### Exercise goal
Examine the material below. Gather every line in which the string "JSON" appears.

Stored entries
■ ■ ■ ■ ■

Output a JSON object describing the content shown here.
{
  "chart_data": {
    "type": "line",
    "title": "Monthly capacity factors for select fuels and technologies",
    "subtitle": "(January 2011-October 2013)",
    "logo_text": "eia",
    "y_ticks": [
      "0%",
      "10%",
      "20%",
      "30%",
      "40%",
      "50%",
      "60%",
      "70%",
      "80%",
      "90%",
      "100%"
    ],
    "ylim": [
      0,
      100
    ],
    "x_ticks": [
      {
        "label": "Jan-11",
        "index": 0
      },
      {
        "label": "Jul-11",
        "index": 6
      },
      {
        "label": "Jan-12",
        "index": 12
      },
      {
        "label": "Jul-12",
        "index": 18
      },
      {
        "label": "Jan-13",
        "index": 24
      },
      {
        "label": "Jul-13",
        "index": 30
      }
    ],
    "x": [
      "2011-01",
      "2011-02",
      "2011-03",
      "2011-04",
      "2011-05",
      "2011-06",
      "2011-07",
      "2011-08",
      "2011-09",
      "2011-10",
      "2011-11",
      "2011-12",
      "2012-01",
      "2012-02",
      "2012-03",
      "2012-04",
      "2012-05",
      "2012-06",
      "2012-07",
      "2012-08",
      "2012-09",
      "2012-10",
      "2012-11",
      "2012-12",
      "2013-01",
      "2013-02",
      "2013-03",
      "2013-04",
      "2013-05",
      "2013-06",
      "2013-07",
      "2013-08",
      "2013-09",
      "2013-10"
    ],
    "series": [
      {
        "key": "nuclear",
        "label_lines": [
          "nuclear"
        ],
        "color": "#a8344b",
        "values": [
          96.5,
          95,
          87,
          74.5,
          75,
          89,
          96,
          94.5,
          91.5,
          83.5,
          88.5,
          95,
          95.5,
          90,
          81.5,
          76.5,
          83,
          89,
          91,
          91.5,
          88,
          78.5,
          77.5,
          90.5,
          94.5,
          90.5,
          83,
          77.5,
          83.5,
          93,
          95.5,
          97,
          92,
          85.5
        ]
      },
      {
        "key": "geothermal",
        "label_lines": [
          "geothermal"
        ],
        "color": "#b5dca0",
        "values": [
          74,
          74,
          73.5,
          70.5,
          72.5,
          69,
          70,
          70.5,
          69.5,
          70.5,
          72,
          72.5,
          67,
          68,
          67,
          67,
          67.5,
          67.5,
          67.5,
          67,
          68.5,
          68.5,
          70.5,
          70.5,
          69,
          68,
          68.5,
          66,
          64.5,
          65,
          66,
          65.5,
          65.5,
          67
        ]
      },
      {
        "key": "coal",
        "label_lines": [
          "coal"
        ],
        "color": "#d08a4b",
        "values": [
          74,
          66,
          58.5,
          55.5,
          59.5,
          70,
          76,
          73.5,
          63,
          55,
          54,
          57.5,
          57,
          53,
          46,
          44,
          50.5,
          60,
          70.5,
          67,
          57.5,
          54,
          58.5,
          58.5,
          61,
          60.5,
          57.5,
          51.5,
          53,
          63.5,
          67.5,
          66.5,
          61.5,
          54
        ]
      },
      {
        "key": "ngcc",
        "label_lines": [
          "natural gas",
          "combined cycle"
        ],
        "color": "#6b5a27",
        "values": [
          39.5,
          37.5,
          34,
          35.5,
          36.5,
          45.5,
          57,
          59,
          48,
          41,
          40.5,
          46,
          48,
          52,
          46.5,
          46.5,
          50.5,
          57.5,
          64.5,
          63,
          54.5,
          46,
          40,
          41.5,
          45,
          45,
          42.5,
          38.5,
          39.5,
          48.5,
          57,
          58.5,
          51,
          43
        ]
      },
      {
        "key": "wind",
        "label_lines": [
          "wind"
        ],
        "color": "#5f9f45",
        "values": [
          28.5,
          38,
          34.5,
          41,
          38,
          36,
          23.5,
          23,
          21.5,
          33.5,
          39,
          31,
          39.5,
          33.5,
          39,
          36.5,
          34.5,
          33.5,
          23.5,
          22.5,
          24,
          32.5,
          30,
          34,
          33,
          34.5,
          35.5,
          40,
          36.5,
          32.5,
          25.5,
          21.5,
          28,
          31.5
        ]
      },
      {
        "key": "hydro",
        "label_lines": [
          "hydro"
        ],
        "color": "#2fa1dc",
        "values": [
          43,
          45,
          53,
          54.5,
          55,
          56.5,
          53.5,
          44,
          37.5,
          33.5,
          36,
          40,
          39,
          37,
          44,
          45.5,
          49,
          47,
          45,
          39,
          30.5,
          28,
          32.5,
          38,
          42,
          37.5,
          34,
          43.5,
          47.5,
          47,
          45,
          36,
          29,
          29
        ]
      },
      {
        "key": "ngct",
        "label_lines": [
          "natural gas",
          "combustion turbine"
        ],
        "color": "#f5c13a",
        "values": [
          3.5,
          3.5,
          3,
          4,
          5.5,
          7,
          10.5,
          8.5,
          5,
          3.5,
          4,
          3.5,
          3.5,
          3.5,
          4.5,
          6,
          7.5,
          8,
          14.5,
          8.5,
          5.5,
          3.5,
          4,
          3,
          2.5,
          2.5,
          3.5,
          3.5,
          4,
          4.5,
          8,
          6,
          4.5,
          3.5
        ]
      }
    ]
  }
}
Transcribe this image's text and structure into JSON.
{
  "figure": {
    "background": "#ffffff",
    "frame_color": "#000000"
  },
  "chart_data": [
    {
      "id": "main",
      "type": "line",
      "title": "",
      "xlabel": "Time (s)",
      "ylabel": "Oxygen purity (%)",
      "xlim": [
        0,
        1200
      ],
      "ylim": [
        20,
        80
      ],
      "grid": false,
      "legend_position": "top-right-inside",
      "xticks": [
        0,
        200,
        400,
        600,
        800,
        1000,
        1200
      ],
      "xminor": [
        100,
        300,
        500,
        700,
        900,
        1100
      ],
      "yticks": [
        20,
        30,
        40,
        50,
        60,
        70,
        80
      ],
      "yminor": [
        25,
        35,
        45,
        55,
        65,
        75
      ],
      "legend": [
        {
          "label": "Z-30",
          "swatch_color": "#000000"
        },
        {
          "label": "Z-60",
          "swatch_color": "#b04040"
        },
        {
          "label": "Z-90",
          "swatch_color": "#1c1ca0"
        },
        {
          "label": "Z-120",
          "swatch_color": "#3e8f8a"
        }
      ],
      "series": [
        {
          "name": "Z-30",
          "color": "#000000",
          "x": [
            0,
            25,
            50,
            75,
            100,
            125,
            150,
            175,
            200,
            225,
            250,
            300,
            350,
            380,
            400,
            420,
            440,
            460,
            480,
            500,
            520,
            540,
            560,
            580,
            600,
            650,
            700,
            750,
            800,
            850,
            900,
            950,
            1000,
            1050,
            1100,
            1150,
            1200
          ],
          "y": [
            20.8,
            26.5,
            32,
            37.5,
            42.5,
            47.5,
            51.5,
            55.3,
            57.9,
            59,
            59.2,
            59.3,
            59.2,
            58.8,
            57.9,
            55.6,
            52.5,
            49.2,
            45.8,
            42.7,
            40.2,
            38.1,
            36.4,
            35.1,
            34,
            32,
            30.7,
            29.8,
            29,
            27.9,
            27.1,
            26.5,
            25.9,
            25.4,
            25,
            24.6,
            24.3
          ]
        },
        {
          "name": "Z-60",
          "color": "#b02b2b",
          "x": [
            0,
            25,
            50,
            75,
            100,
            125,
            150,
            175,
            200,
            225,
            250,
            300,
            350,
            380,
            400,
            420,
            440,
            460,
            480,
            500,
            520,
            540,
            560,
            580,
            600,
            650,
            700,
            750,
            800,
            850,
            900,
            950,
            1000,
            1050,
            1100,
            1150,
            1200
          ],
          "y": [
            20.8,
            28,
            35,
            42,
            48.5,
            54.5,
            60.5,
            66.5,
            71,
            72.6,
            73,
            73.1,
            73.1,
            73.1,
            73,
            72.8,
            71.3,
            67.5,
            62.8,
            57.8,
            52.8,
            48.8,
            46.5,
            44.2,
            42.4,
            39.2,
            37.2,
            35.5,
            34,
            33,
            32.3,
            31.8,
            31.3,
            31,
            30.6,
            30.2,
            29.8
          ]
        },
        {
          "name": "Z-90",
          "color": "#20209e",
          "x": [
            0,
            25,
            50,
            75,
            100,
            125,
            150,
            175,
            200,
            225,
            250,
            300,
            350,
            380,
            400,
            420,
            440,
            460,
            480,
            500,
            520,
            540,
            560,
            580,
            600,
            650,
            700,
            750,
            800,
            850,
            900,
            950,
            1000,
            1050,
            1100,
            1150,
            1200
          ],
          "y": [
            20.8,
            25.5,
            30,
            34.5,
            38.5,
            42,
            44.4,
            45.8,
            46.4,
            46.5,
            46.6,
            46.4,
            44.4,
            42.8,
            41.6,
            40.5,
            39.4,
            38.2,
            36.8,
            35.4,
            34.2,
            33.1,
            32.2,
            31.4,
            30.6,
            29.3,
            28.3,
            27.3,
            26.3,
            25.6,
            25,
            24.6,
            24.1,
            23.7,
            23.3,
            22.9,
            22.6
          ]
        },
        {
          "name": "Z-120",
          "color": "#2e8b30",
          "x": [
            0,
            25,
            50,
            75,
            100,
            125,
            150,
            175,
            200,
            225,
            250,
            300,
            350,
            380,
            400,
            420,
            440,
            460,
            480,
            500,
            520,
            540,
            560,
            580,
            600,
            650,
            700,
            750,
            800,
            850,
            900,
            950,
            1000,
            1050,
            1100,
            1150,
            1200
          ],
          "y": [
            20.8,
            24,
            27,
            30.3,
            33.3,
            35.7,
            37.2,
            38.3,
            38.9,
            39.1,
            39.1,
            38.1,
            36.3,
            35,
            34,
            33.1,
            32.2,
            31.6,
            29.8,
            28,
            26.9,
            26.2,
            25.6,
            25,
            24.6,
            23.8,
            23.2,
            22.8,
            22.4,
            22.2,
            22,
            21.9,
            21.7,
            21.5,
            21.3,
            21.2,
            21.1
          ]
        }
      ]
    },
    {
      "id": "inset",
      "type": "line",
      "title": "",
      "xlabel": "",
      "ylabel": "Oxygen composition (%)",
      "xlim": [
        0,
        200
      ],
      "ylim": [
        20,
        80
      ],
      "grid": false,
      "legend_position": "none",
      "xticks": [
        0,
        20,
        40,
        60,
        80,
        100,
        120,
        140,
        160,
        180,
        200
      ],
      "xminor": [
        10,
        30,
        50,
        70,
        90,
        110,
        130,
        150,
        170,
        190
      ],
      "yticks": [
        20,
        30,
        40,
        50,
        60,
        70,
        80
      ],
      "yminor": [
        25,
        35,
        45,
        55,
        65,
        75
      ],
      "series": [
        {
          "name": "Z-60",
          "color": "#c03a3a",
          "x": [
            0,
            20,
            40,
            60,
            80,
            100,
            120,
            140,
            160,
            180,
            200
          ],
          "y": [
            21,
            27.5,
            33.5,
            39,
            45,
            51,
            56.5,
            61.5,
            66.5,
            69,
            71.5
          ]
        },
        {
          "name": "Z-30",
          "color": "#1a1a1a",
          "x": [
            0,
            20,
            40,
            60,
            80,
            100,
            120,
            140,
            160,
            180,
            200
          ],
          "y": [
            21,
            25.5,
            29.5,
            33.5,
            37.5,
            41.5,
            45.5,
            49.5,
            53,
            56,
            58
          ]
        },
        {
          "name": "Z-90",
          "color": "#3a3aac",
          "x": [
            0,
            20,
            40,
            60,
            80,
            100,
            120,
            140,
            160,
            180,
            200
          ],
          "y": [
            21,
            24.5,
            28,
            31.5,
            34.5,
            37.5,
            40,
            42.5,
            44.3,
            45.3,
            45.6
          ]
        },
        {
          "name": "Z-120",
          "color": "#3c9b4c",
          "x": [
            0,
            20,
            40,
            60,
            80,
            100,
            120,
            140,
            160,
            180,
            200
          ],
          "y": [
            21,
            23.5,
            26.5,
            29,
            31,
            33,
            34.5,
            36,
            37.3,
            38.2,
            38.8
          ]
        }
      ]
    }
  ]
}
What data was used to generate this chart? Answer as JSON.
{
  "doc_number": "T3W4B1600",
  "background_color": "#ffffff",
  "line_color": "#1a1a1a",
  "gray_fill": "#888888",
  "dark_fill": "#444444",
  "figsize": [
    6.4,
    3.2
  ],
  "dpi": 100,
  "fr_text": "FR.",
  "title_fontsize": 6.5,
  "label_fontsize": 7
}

■ ■ ■ ■ ■

### The output
Output a JSON object describing the content shown here.
Transcribe this image's text and structure into JSON.
What data was used to generate this chart? Answer as JSON.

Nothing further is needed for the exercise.